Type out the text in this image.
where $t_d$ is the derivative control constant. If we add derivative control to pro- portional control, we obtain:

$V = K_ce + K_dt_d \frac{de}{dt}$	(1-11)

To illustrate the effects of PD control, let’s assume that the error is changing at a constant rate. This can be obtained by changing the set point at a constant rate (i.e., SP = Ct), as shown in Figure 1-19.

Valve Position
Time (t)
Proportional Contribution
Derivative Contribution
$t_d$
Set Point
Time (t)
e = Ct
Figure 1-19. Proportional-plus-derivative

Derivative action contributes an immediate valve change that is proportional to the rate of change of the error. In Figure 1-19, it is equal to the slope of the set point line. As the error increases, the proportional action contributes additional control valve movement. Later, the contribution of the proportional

**Task details**
Count the lines of the material that include the word "error", then report only the total.

**The output**
2